_WHAT TO PRODUCE_
List as numbered items, with blank lines omitted, the entries from the line with "column-header-invoice-id[interactable]: invoice_id <box>146" up to and including the line with "table-cell: missing_approval <box>18".

(Coordinate annotation records)

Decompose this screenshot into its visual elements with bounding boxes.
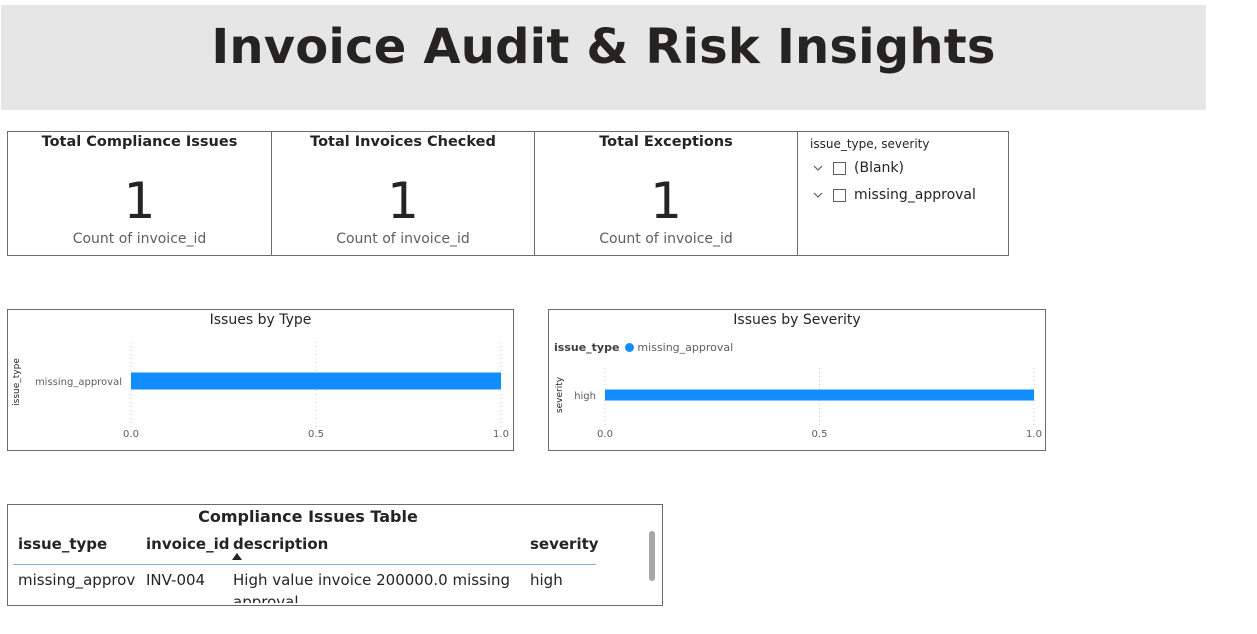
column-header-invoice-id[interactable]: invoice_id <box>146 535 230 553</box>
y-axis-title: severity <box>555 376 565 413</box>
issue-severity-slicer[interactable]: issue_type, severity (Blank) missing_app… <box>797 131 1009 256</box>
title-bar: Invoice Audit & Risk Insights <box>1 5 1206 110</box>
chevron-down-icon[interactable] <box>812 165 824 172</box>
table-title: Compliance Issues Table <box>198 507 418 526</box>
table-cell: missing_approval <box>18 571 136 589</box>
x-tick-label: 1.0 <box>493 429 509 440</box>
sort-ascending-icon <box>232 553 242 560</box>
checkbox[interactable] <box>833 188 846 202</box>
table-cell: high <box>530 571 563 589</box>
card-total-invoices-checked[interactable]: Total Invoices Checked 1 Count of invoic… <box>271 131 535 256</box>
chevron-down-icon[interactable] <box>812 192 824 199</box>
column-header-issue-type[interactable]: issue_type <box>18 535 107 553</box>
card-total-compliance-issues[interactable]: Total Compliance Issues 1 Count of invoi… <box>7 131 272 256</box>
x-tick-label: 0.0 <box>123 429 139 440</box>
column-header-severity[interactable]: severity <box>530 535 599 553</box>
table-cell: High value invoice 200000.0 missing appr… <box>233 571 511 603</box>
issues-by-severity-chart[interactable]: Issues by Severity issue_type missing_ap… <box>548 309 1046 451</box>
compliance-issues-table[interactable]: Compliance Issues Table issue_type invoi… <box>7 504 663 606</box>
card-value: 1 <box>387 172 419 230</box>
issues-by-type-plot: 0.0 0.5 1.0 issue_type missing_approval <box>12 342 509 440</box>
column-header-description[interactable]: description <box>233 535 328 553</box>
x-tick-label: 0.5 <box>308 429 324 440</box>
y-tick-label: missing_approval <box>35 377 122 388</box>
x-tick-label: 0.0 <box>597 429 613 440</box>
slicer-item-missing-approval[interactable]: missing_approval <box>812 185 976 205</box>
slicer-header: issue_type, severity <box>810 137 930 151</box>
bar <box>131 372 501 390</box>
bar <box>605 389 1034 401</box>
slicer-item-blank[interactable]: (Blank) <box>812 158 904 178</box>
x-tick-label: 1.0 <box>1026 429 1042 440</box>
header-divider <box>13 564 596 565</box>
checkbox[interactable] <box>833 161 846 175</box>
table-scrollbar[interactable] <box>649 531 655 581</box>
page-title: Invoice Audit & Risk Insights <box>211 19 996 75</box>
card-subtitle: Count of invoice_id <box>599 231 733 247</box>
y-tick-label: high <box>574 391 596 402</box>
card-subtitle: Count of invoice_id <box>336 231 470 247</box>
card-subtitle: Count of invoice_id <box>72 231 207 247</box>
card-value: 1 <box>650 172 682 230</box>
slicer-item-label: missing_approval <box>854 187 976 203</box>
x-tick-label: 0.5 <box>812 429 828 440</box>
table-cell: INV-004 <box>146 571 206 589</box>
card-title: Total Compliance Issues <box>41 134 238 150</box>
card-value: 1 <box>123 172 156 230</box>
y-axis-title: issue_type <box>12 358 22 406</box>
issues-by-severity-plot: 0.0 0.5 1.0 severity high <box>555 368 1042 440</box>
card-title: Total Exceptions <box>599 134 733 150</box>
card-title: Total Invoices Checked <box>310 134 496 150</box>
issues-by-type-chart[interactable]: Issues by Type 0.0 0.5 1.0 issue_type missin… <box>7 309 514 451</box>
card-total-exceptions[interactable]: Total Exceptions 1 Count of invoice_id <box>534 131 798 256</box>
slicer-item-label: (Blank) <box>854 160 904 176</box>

* * *

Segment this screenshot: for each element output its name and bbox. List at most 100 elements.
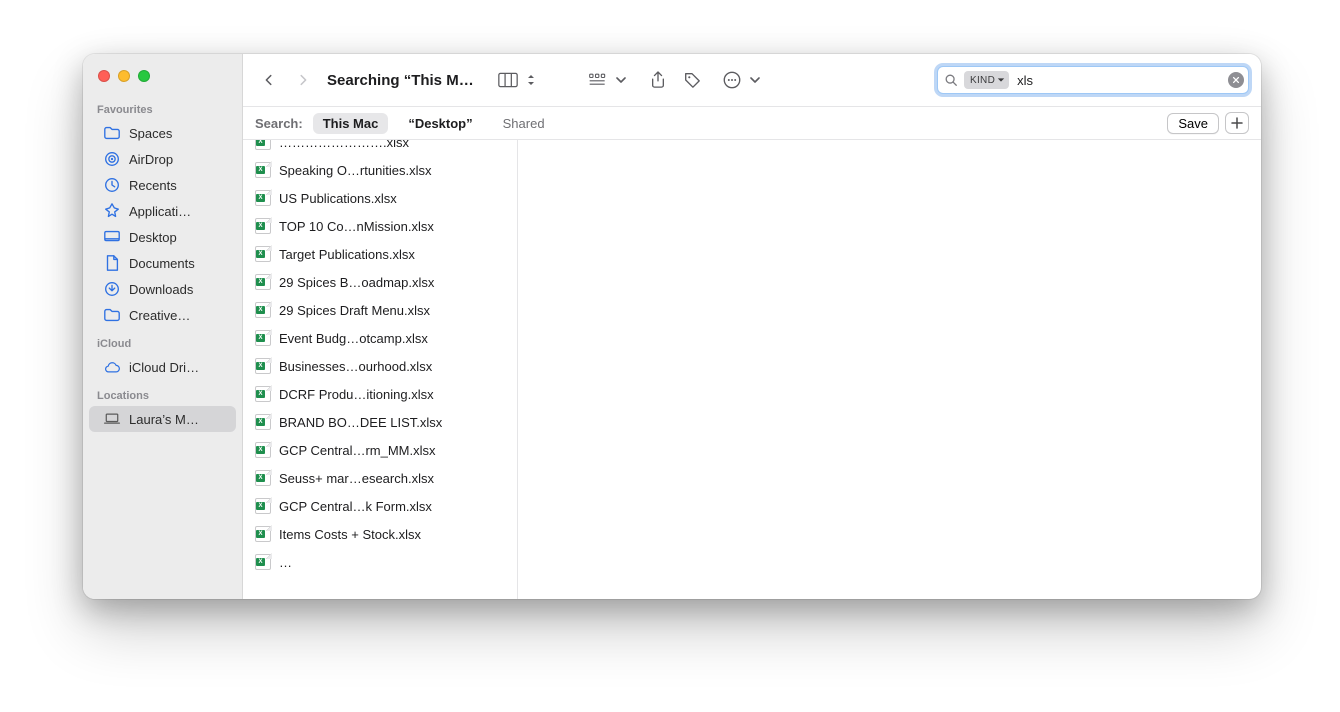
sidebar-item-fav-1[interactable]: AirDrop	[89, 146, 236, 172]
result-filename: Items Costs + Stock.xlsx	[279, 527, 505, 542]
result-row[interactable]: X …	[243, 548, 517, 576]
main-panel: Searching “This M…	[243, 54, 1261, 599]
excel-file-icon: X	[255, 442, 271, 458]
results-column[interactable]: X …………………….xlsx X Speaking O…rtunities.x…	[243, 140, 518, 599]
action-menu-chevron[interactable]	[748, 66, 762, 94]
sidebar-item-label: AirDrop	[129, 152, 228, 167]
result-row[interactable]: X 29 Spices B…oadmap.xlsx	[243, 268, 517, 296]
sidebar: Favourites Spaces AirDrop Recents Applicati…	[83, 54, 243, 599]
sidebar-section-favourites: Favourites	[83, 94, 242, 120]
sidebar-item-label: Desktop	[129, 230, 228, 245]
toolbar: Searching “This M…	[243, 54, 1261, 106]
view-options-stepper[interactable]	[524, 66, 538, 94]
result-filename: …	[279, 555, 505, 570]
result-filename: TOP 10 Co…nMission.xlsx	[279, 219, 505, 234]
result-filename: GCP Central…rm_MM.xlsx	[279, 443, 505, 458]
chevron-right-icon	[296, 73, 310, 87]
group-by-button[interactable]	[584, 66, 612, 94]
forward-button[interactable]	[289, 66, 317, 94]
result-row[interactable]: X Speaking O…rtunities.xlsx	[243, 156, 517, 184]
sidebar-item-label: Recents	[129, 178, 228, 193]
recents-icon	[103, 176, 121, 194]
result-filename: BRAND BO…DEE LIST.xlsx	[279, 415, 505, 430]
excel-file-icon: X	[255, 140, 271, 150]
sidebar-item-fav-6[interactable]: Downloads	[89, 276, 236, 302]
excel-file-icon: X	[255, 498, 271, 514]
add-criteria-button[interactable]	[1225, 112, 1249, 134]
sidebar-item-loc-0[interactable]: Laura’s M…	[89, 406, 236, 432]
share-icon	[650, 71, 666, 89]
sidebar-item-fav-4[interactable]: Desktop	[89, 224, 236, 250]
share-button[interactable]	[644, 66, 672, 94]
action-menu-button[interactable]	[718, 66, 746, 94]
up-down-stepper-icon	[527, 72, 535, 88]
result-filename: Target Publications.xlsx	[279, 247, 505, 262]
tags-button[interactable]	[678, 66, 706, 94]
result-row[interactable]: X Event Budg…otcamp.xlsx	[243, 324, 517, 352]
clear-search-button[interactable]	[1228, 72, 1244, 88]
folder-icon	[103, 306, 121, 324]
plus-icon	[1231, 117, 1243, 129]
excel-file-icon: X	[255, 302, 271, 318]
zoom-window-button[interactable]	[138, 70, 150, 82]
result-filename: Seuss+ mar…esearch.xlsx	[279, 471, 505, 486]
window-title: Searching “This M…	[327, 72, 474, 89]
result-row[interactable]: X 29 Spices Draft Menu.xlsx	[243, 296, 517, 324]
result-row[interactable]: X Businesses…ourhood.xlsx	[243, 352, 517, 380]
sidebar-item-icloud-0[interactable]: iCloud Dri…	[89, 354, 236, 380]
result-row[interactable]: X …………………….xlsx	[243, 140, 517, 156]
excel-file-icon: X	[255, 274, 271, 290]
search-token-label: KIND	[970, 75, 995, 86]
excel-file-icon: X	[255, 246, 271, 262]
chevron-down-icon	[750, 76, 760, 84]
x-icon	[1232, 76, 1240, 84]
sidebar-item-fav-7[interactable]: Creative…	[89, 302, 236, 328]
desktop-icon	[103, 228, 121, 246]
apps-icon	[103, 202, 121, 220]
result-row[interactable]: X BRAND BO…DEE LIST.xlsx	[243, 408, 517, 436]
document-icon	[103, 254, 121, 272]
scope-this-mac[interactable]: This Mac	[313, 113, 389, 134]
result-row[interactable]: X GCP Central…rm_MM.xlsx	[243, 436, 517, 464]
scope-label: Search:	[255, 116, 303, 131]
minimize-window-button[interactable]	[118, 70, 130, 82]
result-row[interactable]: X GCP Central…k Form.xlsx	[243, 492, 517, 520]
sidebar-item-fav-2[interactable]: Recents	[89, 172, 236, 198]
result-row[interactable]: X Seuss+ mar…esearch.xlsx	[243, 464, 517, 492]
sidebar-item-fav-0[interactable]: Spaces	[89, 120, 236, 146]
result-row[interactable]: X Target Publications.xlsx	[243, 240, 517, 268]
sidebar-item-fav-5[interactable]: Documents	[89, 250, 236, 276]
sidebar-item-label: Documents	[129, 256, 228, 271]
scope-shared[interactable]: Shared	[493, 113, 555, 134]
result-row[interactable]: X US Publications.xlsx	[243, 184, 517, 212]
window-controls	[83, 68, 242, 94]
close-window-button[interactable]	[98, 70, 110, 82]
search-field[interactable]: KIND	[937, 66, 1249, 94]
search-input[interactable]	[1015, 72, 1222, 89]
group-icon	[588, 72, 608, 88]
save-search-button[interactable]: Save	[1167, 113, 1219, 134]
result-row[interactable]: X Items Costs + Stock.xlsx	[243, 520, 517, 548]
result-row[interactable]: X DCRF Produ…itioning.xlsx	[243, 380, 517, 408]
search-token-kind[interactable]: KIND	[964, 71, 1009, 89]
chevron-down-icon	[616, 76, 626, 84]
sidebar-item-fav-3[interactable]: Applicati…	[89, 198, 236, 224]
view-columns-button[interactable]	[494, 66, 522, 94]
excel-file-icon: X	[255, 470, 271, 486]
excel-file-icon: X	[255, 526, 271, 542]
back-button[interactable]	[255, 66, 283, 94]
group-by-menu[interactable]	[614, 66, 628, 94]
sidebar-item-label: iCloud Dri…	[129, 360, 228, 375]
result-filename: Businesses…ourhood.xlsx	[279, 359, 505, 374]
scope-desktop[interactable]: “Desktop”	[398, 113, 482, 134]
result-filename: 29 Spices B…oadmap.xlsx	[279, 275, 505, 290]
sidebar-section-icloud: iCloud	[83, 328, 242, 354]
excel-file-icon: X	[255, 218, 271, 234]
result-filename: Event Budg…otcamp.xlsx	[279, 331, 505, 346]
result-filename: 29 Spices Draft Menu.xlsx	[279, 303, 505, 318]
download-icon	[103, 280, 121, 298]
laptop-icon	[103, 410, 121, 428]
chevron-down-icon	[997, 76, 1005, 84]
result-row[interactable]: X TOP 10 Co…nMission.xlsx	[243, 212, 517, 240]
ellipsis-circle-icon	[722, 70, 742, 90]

_RESPONSE TO THIS TASK_
1. column-header-invoice-id[interactable]: invoice_id <box>146 535 230 553</box>
2. y-axis-title: severity <box>555 376 565 413</box>
3. issue-severity-slicer[interactable]: issue_type, severity (Blank) missing_app… <box>797 131 1009 256</box>
4. title-bar: Invoice Audit & Risk Insights <box>1 5 1206 110</box>
5. chevron-down-icon[interactable] <box>812 165 824 172</box>
6. table-title: Compliance Issues Table <box>198 507 418 526</box>
7. table-cell: missing_approval <box>18 571 136 589</box>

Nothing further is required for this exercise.